* Begin *
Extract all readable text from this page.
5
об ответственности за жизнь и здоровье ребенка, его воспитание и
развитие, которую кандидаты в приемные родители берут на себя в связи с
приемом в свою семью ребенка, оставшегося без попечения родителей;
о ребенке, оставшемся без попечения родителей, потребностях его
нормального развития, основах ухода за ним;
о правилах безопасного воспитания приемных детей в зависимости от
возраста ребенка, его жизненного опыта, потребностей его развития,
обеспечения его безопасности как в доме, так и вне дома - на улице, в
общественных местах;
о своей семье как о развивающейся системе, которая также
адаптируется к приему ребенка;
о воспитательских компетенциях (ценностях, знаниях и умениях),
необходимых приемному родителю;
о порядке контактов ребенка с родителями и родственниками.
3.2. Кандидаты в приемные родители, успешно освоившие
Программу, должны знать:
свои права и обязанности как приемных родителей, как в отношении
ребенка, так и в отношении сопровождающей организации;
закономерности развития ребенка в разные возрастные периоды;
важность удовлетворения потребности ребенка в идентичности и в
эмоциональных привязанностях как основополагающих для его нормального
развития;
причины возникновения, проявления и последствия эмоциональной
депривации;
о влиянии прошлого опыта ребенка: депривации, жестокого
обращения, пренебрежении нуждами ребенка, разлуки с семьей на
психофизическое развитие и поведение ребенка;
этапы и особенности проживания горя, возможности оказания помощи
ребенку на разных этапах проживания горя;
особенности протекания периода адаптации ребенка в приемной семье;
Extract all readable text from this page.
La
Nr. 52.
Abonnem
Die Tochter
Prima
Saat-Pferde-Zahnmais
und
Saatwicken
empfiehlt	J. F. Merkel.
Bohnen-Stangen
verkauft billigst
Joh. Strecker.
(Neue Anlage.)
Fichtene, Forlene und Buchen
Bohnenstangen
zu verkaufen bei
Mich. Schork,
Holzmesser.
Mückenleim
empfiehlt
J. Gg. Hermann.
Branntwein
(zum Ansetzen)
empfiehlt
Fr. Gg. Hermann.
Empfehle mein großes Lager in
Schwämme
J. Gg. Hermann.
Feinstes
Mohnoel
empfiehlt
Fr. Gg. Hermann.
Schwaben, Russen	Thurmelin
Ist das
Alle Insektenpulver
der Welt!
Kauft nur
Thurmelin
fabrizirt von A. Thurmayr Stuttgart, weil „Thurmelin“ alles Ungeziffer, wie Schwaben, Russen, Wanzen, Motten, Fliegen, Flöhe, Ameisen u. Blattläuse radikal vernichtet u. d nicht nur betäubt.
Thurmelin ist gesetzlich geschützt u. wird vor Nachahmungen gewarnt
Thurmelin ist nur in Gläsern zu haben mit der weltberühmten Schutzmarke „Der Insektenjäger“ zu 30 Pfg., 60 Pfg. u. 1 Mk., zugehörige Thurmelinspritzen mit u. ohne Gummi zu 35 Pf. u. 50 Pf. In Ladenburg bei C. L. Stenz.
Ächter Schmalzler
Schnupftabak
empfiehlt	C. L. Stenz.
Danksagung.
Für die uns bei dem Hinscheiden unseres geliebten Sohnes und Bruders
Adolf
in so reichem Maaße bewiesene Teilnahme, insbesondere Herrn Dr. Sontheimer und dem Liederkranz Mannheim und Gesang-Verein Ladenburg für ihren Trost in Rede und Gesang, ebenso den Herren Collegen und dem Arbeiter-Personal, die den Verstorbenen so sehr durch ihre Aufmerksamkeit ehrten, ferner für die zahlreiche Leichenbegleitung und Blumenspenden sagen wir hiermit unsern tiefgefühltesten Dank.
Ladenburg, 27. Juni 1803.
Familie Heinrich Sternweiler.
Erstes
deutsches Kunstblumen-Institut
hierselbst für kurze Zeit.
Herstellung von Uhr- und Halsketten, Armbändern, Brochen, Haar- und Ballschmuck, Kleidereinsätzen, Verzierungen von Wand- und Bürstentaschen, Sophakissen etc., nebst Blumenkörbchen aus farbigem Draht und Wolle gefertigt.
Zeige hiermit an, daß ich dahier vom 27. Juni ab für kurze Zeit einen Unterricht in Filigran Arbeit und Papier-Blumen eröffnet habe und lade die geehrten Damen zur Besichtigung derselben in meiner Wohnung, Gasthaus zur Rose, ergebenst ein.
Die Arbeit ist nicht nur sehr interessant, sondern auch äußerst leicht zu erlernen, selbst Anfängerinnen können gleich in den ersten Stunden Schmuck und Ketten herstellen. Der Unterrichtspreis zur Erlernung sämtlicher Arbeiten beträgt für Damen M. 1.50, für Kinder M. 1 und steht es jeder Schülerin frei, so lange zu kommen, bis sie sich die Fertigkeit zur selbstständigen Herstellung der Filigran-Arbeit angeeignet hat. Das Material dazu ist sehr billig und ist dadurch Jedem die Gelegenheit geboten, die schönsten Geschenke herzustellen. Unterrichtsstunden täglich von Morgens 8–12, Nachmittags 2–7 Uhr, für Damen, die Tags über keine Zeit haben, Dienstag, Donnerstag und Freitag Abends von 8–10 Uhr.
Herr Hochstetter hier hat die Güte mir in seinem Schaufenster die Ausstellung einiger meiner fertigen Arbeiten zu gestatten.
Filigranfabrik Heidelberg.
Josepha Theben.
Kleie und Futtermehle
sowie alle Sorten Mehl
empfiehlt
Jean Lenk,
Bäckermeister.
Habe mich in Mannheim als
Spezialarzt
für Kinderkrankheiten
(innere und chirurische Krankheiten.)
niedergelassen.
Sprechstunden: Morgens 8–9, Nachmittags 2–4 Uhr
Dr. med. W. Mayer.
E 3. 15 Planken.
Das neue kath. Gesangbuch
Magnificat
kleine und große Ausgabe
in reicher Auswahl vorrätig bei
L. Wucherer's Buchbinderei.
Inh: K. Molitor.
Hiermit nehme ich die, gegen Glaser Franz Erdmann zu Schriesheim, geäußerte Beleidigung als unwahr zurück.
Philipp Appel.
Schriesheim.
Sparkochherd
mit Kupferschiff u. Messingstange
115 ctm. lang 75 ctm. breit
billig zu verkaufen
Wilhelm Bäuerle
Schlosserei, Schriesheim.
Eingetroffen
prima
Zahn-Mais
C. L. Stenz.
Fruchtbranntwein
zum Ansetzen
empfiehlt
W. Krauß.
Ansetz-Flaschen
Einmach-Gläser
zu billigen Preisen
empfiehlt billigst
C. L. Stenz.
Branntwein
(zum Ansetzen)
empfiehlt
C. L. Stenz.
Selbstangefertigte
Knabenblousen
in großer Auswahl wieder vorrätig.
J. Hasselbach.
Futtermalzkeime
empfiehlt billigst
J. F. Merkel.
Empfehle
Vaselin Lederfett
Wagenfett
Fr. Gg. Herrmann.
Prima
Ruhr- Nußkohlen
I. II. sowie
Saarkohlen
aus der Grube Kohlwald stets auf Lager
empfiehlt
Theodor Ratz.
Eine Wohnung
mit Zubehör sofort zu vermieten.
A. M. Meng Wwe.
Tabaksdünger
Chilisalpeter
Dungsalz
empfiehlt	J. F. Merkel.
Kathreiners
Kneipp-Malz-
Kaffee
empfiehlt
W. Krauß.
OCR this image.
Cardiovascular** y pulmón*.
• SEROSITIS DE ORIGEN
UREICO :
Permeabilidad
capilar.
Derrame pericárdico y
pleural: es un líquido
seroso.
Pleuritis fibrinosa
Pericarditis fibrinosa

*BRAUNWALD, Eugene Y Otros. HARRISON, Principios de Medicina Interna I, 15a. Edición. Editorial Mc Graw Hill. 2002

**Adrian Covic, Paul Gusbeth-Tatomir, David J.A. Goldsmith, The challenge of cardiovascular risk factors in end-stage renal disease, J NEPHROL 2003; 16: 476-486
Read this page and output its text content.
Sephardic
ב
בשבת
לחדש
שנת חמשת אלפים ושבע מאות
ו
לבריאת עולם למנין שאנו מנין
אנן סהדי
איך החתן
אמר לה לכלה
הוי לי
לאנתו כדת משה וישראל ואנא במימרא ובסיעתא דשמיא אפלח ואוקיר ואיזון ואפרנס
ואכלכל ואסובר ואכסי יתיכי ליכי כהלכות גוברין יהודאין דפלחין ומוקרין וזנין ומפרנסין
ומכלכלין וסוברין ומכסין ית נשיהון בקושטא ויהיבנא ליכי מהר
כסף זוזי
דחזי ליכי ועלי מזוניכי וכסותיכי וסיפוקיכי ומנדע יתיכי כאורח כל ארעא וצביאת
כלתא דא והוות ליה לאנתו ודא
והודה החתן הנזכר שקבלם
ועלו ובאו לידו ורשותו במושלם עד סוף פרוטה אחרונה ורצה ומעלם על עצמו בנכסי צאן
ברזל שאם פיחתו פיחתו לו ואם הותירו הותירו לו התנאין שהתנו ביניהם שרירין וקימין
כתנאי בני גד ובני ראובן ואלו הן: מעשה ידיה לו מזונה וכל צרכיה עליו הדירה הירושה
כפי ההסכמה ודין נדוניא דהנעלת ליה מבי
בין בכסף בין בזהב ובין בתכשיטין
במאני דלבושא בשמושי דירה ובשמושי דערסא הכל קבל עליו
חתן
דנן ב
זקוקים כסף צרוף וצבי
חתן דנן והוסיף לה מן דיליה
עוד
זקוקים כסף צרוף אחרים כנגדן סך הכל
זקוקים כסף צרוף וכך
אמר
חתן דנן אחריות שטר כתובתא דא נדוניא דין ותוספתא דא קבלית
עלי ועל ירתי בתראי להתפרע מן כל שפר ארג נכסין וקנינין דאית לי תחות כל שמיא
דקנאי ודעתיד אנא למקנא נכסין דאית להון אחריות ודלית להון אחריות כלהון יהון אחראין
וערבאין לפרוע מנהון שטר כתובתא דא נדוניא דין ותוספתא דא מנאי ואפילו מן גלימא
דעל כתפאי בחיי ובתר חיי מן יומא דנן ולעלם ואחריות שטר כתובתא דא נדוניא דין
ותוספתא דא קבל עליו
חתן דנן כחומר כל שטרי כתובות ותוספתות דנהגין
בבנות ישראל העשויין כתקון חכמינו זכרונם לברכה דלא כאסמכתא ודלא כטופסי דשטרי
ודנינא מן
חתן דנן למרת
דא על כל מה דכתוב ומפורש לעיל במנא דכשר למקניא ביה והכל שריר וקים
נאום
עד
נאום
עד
* End *
## Short problem:
Only lines holding the string "this" are wanted; gather each one from the entries above.

## Completed task:
Extract all readable text from this page.
Extract all readable text from this page.
OCR this image.
Read this page and output its text content.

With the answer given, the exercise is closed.